**INSTRUCTION:** Exact reproduction is required for all entries.

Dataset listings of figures
########

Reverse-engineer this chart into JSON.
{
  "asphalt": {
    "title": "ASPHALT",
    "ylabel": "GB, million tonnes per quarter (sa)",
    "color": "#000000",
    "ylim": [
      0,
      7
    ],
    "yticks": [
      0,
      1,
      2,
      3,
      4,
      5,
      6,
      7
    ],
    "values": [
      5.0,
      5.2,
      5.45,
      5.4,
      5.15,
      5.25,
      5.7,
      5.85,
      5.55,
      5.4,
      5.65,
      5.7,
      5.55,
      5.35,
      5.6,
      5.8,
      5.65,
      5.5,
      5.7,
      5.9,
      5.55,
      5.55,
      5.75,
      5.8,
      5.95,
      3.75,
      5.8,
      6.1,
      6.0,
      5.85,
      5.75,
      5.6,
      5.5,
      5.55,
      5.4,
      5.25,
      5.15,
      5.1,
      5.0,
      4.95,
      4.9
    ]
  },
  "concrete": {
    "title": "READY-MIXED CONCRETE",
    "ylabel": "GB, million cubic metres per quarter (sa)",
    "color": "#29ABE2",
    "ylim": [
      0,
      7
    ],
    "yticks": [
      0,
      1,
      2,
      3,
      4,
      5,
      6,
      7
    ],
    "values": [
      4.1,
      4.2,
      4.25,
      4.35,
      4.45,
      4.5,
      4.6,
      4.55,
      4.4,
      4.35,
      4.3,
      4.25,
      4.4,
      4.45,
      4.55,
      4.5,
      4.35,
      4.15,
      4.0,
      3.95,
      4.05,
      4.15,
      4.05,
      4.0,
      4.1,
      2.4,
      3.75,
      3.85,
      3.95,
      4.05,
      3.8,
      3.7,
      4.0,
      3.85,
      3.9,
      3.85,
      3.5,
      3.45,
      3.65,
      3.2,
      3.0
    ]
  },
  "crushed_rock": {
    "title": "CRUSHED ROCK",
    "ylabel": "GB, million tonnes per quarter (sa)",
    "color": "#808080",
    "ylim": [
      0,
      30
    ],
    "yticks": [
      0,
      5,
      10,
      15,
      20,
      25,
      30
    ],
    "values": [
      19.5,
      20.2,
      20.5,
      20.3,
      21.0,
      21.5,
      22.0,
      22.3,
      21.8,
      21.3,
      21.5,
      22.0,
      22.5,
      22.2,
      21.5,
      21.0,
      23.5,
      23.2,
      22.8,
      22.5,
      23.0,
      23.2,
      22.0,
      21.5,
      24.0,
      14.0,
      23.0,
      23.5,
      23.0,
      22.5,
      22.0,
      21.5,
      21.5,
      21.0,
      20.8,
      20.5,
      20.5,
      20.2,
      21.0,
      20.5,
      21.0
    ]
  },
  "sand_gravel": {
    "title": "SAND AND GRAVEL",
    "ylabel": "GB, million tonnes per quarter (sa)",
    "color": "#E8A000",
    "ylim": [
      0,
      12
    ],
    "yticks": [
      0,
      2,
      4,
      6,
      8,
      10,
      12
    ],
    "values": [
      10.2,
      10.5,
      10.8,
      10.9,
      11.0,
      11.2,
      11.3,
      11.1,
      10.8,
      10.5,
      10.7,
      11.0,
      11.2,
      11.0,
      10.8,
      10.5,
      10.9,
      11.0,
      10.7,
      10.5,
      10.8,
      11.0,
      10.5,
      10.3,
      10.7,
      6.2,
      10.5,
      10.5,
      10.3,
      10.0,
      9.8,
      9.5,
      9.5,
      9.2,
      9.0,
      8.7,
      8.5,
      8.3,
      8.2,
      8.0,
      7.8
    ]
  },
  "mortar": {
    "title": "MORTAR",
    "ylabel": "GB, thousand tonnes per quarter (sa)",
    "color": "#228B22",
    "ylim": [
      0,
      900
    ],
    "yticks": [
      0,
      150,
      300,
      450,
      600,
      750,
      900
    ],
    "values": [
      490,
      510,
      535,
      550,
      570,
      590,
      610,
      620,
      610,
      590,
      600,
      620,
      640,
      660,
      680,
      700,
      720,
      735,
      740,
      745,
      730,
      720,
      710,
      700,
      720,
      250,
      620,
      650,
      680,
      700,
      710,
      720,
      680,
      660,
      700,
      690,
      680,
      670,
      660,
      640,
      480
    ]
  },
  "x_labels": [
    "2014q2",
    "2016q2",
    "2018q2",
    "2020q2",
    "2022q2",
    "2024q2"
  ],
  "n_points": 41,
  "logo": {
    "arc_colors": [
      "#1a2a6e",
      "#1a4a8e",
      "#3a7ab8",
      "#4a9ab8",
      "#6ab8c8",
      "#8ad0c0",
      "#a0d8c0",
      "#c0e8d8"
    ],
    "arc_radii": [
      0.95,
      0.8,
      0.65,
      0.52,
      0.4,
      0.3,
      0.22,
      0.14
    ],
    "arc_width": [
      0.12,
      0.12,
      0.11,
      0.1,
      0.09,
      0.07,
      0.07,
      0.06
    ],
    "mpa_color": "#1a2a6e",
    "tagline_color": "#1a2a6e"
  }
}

########

**FINAL RESULT:**
Reverse-engineer this chart into JSON.
{
  "asphalt": {
    "title": "ASPHALT",
    "ylabel": "GB, million tonnes per quarter (sa)",
    "color": "#000000",
    "ylim": [
      0,
      7
    ],
    "yticks": [
      0,
      1,
      2,
      3,
      4,
      5,
      6,
      7
    ],
    "values": [
      5.0,
      5.2,
      5.45,
      5.4,
      5.15,
      5.25,
      5.7,
      5.85,
      5.55,
      5.4,
      5.65,
      5.7,
      5.55,
      5.35,
      5.6,
      5.8,
      5.65,
      5.5,
      5.7,
      5.9,
      5.55,
      5.55,
      5.75,
      5.8,
      5.95,
      3.75,
      5.8,
      6.1,
      6.0,
      5.85,
      5.75,
      5.6,
      5.5,
      5.55,
      5.4,
      5.25,
      5.15,
      5.1,
      5.0,
      4.95,
      4.9
    ]
  },
  "concrete": {
    "title": "READY-MIXED CONCRETE",
    "ylabel": "GB, million cubic metres per quarter (sa)",
    "color": "#29ABE2",
    "ylim": [
      0,
      7
    ],
    "yticks": [
      0,
      1,
      2,
      3,
      4,
      5,
      6,
      7
    ],
    "values": [
      4.1,
      4.2,
      4.25,
      4.35,
      4.45,
      4.5,
      4.6,
      4.55,
      4.4,
      4.35,
      4.3,
      4.25,
      4.4,
      4.45,
      4.55,
      4.5,
      4.35,
      4.15,
      4.0,
      3.95,
      4.05,
      4.15,
      4.05,
      4.0,
      4.1,
      2.4,
      3.75,
      3.85,
      3.95,
      4.05,
      3.8,
      3.7,
      4.0,
      3.85,
      3.9,
      3.85,
      3.5,
      3.45,
      3.65,
      3.2,
      3.0
    ]
  },
  "crushed_rock": {
    "title": "CRUSHED ROCK",
    "ylabel": "GB, million tonnes per quarter (sa)",
    "color": "#808080",
    "ylim": [
      0,
      30
    ],
    "yticks": [
      0,
      5,
      10,
      15,
      20,
      25,
      30
    ],
    "values": [
      19.5,
      20.2,
      20.5,
      20.3,
      21.0,
      21.5,
      22.0,
      22.3,
      21.8,
      21.3,
      21.5,
      22.0,
      22.5,
      22.2,
      21.5,
      21.0,
      23.5,
      23.2,
      22.8,
      22.5,
      23.0,
      23.2,
      22.0,
      21.5,
      24.0,
      14.0,
      23.0,
      23.5,
      23.0,
      22.5,
      22.0,
      21.5,
      21.5,
      21.0,
      20.8,
      20.5,
      20.5,
      20.2,
      21.0,
      20.5,
      21.0
    ]
  },
  "sand_gravel": {
    "title": "SAND AND GRAVEL",
    "ylabel": "GB, million tonnes per quarter (sa)",
    "color": "#E8A000",
    "ylim": [
      0,
      12
    ],
    "yticks": [
      0,
      2,
      4,
      6,
      8,
      10,
      12
    ],
    "values": [
      10.2,
      10.5,
      10.8,
      10.9,
      11.0,
      11.2,
      11.3,
      11.1,
      10.8,
      10.5,
      10.7,
      11.0,
      11.2,
      11.0,
      10.8,
      10.5,
      10.9,
      11.0,
      10.7,
      10.5,
      10.8,
      11.0,
      10.5,
      10.3,
      10.7,
      6.2,
      10.5,
      10.5,
      10.3,
      10.0,
      9.8,
      9.5,
      9.5,
      9.2,
      9.0,
      8.7,
      8.5,
      8.3,
      8.2,
      8.0,
      7.8
    ]
  },
  "mortar": {
    "title": "MORTAR",
    "ylabel": "GB, thousand tonnes per quarter (sa)",
    "color": "#228B22",
    "ylim": [
      0,
      900
    ],
    "yticks": [
      0,
      150,
      300,
      450,
      600,
      750,
      900
    ],
    "values": [
      490,
      510,
      535,
      550,
      570,
      590,
      610,
      620,
      610,
      590,
      600,
      620,
      640,
      660,
      680,
      700,
      720,
      735,
      740,
      745,
      730,
      720,
      710,
      700,
      720,
      250,
      620,
      650,
      680,
      700,
      710,
      720,
      680,
      660,
      700,
      690,
      680,
      670,
      660,
      640,
      480
    ]
  },
  "x_labels": [
    "2014q2",
    "2016q2",
    "2018q2",
    "2020q2",
    "2022q2",
    "2024q2"
  ],
  "n_points": 41,
  "logo": {
    "arc_colors": [
      "#1a2a6e",
      "#1a4a8e",
      "#3a7ab8",
      "#4a9ab8",
      "#6ab8c8",
      "#8ad0c0",
      "#a0d8c0",
      "#c0e8d8"
    ],
    "arc_radii": [
      0.95,
      0.8,
      0.65,
      0.52,
      0.4,
      0.3,
      0.22,
      0.14
    ],
    "arc_width": [
      0.12,
      0.12,
      0.11,
      0.1,
      0.09,
      0.07,
      0.07,
      0.06
    ],
    "mpa_color": "#1a2a6e",
    "tagline_color": "#1a2a6e"
  }
}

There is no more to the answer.